------ Input for this task ------
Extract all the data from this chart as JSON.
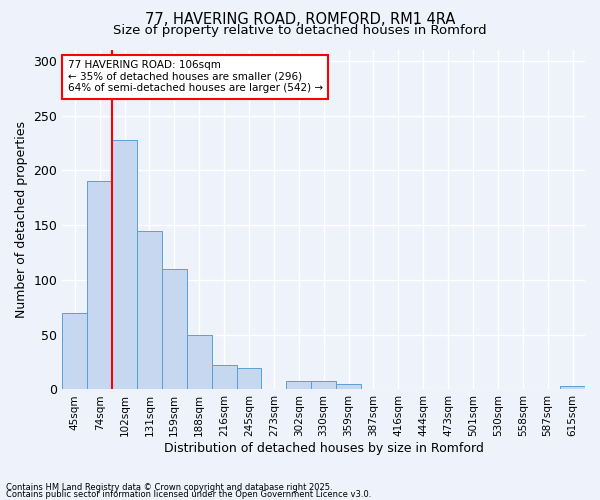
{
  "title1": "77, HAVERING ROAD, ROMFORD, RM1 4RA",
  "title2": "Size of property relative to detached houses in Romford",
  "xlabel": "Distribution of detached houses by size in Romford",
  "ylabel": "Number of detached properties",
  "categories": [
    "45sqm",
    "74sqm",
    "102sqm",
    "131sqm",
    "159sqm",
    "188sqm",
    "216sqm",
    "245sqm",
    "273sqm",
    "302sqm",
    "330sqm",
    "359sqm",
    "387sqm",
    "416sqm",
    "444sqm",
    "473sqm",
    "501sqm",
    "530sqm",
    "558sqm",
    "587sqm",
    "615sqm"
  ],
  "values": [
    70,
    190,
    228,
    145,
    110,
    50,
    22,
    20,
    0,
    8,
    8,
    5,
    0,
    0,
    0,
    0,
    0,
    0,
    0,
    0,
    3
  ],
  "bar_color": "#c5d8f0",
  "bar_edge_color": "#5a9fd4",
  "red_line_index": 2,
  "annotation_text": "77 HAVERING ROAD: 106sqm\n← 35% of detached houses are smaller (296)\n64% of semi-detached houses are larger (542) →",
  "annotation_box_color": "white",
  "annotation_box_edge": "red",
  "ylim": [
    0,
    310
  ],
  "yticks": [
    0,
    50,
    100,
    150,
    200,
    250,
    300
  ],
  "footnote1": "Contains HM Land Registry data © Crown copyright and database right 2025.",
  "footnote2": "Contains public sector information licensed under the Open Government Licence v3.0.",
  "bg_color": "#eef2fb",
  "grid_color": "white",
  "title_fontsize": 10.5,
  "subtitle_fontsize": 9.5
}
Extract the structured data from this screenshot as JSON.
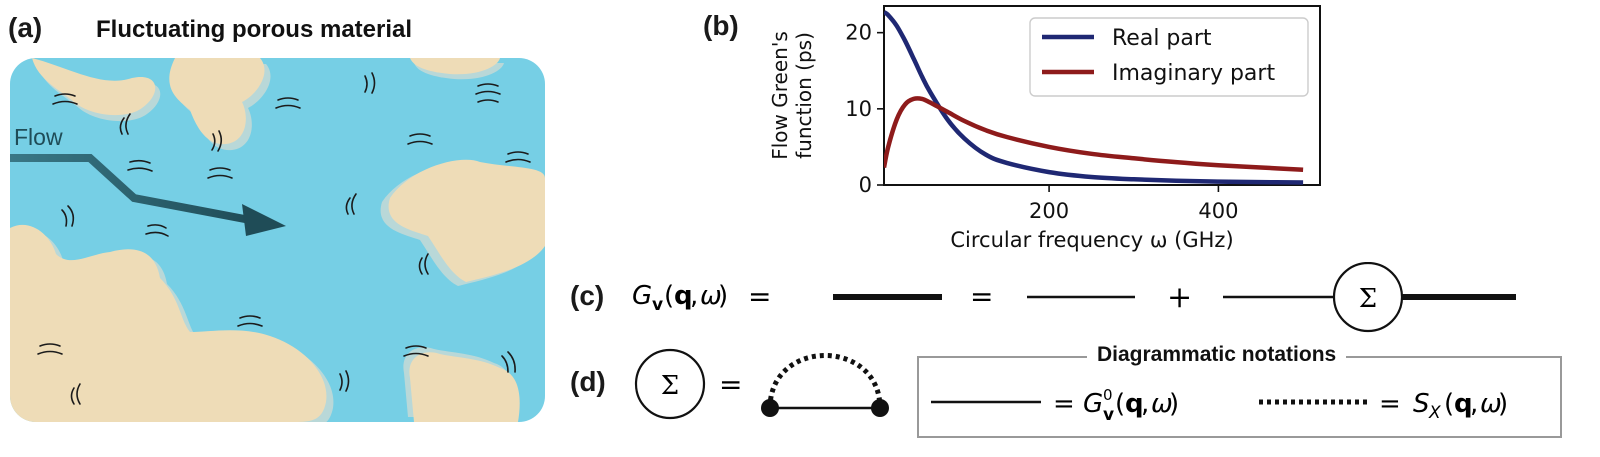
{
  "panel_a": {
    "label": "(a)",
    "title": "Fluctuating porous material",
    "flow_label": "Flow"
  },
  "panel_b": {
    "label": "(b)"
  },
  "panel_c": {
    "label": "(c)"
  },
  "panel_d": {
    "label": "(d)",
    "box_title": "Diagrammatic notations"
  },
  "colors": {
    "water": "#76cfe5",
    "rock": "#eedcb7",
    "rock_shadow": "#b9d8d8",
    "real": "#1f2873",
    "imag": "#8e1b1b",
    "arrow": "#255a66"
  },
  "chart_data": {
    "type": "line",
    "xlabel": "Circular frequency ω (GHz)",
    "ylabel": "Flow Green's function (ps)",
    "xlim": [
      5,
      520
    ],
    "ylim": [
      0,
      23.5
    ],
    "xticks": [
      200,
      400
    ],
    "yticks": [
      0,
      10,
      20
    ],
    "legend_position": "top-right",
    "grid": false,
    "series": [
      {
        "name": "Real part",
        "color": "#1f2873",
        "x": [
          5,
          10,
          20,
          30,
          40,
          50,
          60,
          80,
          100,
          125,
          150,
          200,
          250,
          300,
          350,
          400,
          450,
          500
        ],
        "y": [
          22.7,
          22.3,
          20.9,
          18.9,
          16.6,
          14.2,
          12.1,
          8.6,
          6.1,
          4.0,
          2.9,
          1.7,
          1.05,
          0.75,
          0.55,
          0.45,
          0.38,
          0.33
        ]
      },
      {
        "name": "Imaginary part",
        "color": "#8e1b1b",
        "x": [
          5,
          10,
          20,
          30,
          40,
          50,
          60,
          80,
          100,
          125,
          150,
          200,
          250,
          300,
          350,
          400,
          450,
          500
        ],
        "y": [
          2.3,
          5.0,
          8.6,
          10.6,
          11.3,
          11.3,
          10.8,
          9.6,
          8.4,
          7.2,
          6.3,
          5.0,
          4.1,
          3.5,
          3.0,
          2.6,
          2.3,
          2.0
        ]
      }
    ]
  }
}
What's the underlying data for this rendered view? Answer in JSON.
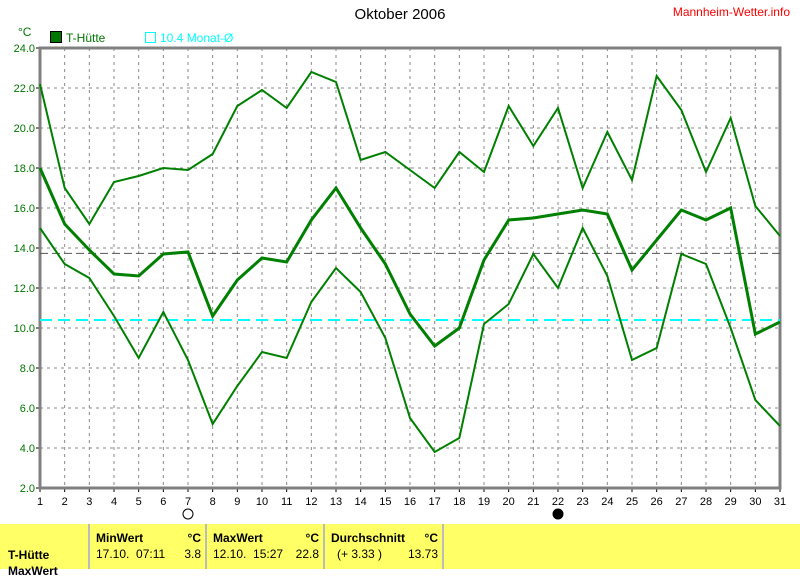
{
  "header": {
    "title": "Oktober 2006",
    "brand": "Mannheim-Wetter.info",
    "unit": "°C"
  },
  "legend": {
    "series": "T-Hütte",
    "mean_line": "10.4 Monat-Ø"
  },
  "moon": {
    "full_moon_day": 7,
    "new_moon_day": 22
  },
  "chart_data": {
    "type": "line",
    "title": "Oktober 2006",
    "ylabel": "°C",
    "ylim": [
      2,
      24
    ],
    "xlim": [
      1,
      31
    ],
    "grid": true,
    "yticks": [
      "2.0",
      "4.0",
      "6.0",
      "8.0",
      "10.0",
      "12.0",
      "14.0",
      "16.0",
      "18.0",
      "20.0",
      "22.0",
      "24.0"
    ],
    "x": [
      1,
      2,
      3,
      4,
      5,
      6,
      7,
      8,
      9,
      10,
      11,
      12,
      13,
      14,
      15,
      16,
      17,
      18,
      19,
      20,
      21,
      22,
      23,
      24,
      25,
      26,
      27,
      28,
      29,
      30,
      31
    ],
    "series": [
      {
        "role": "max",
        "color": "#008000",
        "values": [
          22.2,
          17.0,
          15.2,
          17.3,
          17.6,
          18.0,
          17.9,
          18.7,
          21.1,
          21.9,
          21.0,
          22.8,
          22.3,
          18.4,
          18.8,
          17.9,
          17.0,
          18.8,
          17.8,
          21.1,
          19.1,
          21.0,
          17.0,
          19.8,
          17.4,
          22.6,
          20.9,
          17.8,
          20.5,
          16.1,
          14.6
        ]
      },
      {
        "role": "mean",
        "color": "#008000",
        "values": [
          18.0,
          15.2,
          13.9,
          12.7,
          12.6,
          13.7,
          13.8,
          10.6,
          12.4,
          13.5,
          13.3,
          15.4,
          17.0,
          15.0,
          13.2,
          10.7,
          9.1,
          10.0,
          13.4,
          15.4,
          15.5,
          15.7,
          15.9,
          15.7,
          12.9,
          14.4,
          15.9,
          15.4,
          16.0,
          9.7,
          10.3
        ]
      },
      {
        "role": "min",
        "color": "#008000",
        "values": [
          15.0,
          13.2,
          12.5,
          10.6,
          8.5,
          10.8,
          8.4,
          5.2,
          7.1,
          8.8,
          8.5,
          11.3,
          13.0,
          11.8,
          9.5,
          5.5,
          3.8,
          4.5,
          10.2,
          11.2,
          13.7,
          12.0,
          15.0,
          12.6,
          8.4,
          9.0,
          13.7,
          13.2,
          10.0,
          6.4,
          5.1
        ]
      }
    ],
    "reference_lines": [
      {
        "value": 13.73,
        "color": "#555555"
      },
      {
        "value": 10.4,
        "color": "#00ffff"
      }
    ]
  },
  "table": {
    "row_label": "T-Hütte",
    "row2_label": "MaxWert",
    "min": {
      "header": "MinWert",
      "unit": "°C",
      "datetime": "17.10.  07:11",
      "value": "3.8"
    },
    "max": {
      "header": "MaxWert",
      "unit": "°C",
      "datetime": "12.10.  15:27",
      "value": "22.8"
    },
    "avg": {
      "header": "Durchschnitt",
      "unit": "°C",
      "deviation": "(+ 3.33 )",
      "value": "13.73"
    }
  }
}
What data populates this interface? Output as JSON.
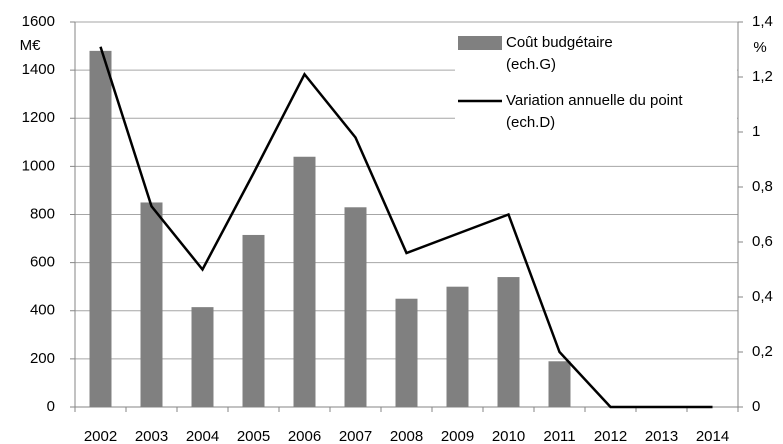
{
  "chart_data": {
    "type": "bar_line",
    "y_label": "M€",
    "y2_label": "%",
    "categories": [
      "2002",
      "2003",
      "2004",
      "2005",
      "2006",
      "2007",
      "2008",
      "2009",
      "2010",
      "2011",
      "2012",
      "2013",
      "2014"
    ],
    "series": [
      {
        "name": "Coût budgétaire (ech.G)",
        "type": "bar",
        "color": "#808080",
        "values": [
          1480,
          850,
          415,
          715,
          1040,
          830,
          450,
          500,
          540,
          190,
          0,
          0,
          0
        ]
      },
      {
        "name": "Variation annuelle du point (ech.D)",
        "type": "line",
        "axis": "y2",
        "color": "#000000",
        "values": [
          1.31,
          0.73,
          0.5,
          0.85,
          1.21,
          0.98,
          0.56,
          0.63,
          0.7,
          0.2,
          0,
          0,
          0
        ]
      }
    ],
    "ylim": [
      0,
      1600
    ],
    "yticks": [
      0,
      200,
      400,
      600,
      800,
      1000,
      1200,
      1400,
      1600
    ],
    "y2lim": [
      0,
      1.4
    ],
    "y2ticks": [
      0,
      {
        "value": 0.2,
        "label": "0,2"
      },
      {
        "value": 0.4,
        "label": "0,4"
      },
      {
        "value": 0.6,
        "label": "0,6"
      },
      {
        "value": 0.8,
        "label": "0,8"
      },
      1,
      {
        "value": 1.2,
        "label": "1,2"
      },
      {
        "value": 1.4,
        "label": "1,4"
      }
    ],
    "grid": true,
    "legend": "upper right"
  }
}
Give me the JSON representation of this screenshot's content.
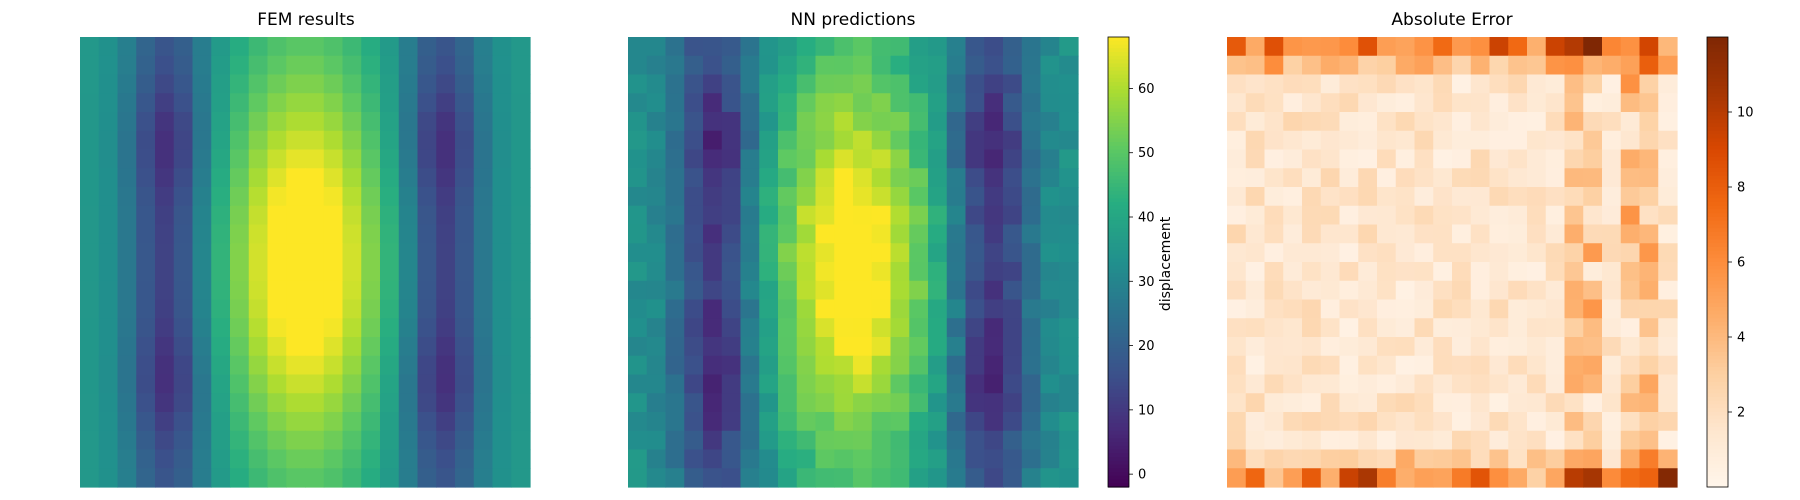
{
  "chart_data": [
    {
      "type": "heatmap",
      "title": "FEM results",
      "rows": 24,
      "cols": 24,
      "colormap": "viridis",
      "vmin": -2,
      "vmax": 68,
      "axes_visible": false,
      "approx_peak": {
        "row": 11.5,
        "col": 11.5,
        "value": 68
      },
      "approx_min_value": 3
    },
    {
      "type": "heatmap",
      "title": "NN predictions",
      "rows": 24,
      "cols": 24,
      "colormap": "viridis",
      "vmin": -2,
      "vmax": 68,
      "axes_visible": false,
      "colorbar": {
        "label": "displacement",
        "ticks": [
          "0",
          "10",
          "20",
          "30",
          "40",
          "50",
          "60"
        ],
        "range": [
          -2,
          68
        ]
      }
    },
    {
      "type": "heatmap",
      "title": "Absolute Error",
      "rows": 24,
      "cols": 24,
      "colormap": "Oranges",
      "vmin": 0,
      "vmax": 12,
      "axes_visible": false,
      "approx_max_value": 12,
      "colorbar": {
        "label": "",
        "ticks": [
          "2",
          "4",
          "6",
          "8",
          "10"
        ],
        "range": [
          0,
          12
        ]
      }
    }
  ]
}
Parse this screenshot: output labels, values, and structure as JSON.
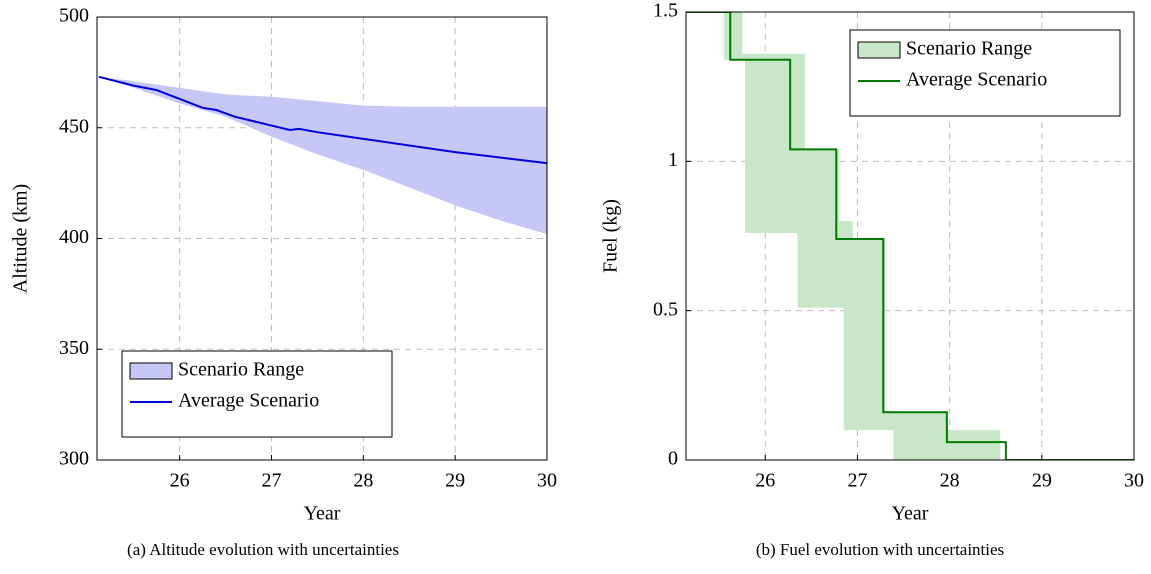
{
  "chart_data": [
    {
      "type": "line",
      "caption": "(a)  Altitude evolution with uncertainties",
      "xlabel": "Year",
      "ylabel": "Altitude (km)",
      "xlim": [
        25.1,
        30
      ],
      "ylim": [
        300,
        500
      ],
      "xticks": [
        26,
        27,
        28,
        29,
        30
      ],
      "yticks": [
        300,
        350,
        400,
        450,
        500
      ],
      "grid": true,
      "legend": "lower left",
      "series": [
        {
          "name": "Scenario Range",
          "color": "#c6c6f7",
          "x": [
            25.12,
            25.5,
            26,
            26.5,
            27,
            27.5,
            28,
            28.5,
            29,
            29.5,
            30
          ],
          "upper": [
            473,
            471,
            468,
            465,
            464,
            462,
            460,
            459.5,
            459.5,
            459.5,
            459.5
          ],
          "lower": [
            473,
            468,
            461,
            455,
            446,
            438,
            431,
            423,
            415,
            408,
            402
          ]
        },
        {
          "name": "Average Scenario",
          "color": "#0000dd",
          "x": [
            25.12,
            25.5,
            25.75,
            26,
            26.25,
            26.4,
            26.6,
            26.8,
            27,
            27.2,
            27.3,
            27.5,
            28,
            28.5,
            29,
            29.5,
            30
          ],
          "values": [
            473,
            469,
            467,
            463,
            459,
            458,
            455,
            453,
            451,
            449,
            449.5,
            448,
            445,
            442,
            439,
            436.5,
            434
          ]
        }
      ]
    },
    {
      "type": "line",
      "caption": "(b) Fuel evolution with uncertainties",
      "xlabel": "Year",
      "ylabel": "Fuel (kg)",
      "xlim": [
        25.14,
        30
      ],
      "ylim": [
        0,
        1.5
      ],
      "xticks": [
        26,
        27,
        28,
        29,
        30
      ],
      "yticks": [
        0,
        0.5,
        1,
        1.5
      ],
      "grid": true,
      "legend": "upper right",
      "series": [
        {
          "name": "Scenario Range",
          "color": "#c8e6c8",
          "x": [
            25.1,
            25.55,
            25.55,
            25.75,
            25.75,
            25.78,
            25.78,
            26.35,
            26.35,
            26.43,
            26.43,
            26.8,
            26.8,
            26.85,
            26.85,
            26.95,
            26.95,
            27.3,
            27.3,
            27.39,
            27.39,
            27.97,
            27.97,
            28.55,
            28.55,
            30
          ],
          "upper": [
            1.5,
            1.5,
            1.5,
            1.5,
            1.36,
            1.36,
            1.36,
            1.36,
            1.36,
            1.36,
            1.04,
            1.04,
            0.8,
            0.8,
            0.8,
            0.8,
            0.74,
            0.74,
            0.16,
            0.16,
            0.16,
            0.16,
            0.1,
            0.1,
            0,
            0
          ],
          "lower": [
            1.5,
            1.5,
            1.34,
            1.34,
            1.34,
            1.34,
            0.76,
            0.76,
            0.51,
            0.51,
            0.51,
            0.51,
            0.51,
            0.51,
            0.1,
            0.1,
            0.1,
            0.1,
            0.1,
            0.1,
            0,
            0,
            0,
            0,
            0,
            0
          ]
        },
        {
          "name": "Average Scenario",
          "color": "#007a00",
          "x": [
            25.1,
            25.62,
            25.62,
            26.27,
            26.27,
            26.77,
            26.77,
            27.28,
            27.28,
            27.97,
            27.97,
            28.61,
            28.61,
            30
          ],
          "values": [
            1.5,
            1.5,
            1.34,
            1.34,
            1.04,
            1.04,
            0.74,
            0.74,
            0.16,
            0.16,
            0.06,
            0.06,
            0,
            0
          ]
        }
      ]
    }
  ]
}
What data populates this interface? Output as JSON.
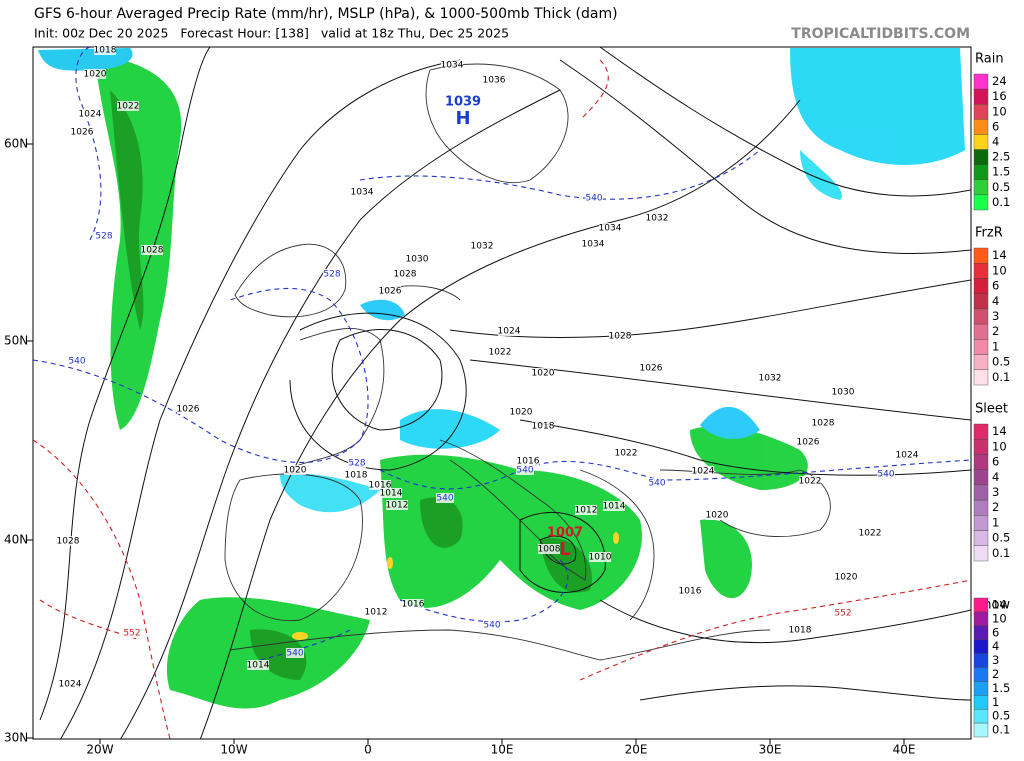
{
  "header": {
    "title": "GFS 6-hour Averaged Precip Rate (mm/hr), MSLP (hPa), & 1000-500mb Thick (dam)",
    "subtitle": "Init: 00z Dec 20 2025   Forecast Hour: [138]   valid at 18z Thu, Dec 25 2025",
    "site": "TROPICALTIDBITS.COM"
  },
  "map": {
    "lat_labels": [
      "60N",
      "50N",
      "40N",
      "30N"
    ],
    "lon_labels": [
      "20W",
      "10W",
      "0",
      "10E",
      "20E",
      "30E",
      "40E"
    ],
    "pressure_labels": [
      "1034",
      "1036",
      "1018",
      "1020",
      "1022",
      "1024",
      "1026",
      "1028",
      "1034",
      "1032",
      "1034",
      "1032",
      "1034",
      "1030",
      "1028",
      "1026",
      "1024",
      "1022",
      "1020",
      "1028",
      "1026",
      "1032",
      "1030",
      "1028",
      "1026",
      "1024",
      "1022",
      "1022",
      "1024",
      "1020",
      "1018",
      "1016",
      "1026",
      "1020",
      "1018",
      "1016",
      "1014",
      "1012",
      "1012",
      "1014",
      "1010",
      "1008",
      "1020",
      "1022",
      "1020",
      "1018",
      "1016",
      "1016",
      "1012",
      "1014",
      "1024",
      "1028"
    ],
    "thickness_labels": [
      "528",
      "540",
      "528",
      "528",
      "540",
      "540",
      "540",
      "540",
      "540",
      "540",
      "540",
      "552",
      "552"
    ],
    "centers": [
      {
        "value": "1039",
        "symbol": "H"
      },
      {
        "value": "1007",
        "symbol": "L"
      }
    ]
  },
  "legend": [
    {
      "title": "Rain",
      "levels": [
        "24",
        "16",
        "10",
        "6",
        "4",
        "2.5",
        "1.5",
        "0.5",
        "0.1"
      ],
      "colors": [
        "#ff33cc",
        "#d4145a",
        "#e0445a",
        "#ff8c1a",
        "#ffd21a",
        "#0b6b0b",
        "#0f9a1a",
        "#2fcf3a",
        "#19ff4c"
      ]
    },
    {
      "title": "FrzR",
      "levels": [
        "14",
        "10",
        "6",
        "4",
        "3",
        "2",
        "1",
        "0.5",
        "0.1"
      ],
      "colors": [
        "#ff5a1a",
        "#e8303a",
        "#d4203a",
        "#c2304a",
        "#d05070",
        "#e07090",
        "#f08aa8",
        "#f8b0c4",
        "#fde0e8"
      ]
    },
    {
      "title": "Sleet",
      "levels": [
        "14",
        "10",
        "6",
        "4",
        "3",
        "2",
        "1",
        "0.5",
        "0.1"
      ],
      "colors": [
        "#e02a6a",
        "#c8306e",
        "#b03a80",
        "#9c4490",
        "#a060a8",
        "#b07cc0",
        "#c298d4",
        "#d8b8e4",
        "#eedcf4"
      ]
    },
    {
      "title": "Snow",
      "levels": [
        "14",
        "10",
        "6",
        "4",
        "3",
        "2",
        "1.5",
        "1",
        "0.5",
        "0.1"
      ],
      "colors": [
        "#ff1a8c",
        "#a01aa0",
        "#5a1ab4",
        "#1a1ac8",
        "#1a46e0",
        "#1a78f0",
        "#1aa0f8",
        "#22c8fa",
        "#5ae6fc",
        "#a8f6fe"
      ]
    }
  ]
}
------
◆ **Exercise**
Filter the data for the string "caption" and copy every line that has it.

◆ **Solution**
      "caption": "(a)  Altitude evolution with uncertainties",
      "caption": "(b) Fuel evolution with uncertainties",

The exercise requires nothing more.